WHAT IS BEING ASKED:
From the listing below, select every line where the word "detail" appears.

··· SUPPLIED MATERIAL

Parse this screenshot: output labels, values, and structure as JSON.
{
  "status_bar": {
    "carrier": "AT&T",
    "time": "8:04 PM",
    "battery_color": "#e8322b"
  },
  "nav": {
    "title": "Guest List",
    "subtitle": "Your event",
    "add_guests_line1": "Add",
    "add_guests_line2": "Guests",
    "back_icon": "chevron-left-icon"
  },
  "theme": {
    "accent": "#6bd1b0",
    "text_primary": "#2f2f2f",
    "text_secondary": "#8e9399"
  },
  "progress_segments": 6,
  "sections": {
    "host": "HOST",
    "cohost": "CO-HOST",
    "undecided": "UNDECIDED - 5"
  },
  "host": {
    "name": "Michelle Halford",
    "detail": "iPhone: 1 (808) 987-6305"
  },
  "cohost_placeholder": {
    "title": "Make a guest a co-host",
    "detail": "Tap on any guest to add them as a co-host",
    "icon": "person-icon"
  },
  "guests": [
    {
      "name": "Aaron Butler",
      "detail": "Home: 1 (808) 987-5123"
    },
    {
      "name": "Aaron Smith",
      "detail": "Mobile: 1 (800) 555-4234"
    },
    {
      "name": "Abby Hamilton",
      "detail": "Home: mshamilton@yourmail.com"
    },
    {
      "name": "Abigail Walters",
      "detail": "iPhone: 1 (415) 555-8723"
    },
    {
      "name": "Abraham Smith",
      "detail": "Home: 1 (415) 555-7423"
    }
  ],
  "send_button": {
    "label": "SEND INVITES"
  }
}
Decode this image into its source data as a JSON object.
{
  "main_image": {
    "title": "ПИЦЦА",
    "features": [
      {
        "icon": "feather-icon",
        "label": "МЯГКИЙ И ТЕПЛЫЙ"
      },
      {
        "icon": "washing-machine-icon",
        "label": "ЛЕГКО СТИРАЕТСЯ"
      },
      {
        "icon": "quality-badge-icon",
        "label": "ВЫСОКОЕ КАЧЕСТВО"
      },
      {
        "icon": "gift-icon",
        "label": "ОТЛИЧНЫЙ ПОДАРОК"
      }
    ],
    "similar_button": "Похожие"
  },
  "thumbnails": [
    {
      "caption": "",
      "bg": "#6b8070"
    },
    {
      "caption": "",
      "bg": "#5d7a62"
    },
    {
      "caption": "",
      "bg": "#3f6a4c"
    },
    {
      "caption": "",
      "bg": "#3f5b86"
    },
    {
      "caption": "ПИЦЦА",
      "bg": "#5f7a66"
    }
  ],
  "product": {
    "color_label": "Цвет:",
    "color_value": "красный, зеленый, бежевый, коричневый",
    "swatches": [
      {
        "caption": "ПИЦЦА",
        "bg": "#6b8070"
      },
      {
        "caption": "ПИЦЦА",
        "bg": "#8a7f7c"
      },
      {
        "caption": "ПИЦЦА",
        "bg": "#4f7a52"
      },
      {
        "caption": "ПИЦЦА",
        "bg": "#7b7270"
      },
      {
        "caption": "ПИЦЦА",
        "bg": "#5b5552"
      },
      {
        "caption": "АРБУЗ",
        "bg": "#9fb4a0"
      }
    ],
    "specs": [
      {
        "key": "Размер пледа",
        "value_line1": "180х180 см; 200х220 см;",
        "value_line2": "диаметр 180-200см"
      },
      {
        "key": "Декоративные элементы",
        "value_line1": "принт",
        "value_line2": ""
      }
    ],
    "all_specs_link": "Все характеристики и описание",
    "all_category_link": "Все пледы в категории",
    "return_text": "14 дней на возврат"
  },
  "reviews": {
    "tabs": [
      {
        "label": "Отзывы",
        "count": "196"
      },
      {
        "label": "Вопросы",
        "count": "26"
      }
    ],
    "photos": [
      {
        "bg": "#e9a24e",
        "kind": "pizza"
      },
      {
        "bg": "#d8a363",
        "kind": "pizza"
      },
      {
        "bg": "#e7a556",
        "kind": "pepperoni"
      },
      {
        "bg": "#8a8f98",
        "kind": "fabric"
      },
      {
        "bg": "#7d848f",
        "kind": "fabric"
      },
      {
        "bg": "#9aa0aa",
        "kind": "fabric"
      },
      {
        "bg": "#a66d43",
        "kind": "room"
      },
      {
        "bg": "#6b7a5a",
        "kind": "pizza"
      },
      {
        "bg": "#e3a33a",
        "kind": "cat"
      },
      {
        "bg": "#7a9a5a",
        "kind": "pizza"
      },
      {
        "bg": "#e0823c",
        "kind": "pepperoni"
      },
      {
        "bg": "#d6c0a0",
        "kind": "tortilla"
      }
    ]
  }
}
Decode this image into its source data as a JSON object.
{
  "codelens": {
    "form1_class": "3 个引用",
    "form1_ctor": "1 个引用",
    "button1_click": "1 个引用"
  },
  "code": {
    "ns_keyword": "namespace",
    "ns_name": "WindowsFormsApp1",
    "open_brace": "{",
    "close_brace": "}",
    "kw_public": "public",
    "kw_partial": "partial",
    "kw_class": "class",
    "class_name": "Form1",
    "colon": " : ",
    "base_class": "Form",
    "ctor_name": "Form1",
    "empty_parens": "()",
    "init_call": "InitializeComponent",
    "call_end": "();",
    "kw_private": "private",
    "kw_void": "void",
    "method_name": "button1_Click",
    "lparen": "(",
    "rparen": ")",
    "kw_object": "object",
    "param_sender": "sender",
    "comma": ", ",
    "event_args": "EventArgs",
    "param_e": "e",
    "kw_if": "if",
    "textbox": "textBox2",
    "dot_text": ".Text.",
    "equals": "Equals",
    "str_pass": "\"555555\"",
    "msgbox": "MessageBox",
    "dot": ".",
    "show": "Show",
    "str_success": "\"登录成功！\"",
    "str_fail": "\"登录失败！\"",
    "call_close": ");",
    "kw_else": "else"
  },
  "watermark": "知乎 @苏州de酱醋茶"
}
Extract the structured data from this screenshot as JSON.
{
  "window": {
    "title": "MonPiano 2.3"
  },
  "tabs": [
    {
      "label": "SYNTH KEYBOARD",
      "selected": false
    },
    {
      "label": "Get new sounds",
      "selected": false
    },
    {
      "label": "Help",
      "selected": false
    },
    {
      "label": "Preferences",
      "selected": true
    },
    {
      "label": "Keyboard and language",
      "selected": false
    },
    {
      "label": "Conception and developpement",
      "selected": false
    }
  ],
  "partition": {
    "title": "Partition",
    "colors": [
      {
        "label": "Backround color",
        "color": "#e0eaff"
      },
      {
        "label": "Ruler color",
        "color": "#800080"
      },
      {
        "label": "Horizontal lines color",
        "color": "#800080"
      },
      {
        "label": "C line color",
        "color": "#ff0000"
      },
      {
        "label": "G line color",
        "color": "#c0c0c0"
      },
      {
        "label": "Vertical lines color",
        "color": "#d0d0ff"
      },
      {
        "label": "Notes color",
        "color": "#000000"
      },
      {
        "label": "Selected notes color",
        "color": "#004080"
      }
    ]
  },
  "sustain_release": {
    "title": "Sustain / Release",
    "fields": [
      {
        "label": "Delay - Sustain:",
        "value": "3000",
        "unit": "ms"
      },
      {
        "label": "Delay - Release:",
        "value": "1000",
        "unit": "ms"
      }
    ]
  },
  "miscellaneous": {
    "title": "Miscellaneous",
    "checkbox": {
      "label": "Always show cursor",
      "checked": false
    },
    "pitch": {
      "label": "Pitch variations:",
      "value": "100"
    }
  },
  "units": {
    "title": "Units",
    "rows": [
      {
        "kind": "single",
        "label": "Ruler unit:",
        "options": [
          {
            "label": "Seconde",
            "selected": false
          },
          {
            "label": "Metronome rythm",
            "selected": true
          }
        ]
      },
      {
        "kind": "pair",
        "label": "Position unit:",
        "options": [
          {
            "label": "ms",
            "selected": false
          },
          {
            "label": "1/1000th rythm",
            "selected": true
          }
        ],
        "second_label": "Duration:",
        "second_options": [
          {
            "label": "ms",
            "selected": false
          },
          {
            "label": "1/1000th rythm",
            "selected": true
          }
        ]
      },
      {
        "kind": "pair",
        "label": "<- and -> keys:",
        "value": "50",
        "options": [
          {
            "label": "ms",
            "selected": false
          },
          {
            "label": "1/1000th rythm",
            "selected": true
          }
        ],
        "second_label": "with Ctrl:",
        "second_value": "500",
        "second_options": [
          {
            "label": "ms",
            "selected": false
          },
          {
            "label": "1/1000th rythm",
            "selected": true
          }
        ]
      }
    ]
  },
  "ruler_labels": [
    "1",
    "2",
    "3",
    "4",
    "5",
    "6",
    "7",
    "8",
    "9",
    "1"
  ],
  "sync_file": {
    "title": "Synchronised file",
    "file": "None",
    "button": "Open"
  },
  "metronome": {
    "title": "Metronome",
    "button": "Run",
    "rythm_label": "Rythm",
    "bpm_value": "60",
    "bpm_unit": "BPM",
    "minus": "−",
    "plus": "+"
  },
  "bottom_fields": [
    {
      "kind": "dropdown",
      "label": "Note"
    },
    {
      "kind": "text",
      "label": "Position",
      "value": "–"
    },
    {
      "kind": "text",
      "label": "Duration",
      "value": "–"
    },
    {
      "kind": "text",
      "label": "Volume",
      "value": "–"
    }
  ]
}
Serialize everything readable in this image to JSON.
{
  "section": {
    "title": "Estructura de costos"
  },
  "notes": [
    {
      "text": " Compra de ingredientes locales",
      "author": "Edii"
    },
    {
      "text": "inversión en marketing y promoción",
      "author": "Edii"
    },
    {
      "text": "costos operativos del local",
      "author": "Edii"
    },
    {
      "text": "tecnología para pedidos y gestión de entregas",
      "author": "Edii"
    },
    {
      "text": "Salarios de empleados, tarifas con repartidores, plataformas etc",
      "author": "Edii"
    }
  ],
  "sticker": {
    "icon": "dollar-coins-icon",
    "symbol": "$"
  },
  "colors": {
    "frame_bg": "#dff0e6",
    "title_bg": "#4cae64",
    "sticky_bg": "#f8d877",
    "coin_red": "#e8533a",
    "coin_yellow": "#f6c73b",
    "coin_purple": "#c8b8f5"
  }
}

······

FINAL RESULT:
    "detail": "iPhone: 1 (808) 987-6305"
    "detail": "Tap on any guest to add them as a co-host",
      "detail": "Home: 1 (808) 987-5123"
      "detail": "Mobile: 1 (800) 555-4234"
      "detail": "Home: mshamilton@yourmail.com"
      "detail": "iPhone: 1 (415) 555-8723"
      "detail": "Home: 1 (415) 555-7423"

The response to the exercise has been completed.